━━ GIVEN ENTRIES ━━
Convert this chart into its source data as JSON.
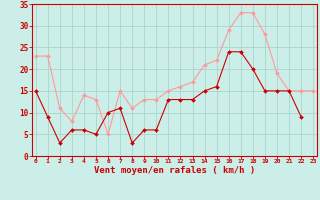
{
  "x": [
    0,
    1,
    2,
    3,
    4,
    5,
    6,
    7,
    8,
    9,
    10,
    11,
    12,
    13,
    14,
    15,
    16,
    17,
    18,
    19,
    20,
    21,
    22,
    23
  ],
  "wind_avg": [
    15,
    9,
    3,
    6,
    6,
    5,
    10,
    11,
    3,
    6,
    6,
    13,
    13,
    13,
    15,
    16,
    24,
    24,
    20,
    15,
    15,
    15,
    9,
    null
  ],
  "wind_gust": [
    23,
    23,
    11,
    8,
    14,
    13,
    5,
    15,
    11,
    13,
    13,
    15,
    16,
    17,
    21,
    22,
    29,
    33,
    33,
    28,
    19,
    15,
    15,
    15
  ],
  "bg_color": "#cceee8",
  "grid_color": "#aad4ce",
  "line_avg_color": "#cc0000",
  "line_gust_color": "#ff9999",
  "xlabel": "Vent moyen/en rafales ( km/h )",
  "xlabel_color": "#cc0000",
  "ylim": [
    0,
    35
  ],
  "yticks": [
    0,
    5,
    10,
    15,
    20,
    25,
    30,
    35
  ],
  "xticks": [
    0,
    1,
    2,
    3,
    4,
    5,
    6,
    7,
    8,
    9,
    10,
    11,
    12,
    13,
    14,
    15,
    16,
    17,
    18,
    19,
    20,
    21,
    22,
    23
  ],
  "tick_color": "#cc0000",
  "axis_line_color": "#cc0000",
  "marker_size": 2.0,
  "line_width": 0.8
}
━━━
Reproduce the whole listing above word for word, but not its pictures.

- OUTPUT FOR THIS EXERCISE:
Convert this chart into its source data as JSON.
{
  "x": [
    0,
    1,
    2,
    3,
    4,
    5,
    6,
    7,
    8,
    9,
    10,
    11,
    12,
    13,
    14,
    15,
    16,
    17,
    18,
    19,
    20,
    21,
    22,
    23
  ],
  "wind_avg": [
    15,
    9,
    3,
    6,
    6,
    5,
    10,
    11,
    3,
    6,
    6,
    13,
    13,
    13,
    15,
    16,
    24,
    24,
    20,
    15,
    15,
    15,
    9,
    null
  ],
  "wind_gust": [
    23,
    23,
    11,
    8,
    14,
    13,
    5,
    15,
    11,
    13,
    13,
    15,
    16,
    17,
    21,
    22,
    29,
    33,
    33,
    28,
    19,
    15,
    15,
    15
  ],
  "bg_color": "#cceee8",
  "grid_color": "#aad4ce",
  "line_avg_color": "#cc0000",
  "line_gust_color": "#ff9999",
  "xlabel": "Vent moyen/en rafales ( km/h )",
  "xlabel_color": "#cc0000",
  "ylim": [
    0,
    35
  ],
  "yticks": [
    0,
    5,
    10,
    15,
    20,
    25,
    30,
    35
  ],
  "xticks": [
    0,
    1,
    2,
    3,
    4,
    5,
    6,
    7,
    8,
    9,
    10,
    11,
    12,
    13,
    14,
    15,
    16,
    17,
    18,
    19,
    20,
    21,
    22,
    23
  ],
  "tick_color": "#cc0000",
  "axis_line_color": "#cc0000",
  "marker_size": 2.0,
  "line_width": 0.8
}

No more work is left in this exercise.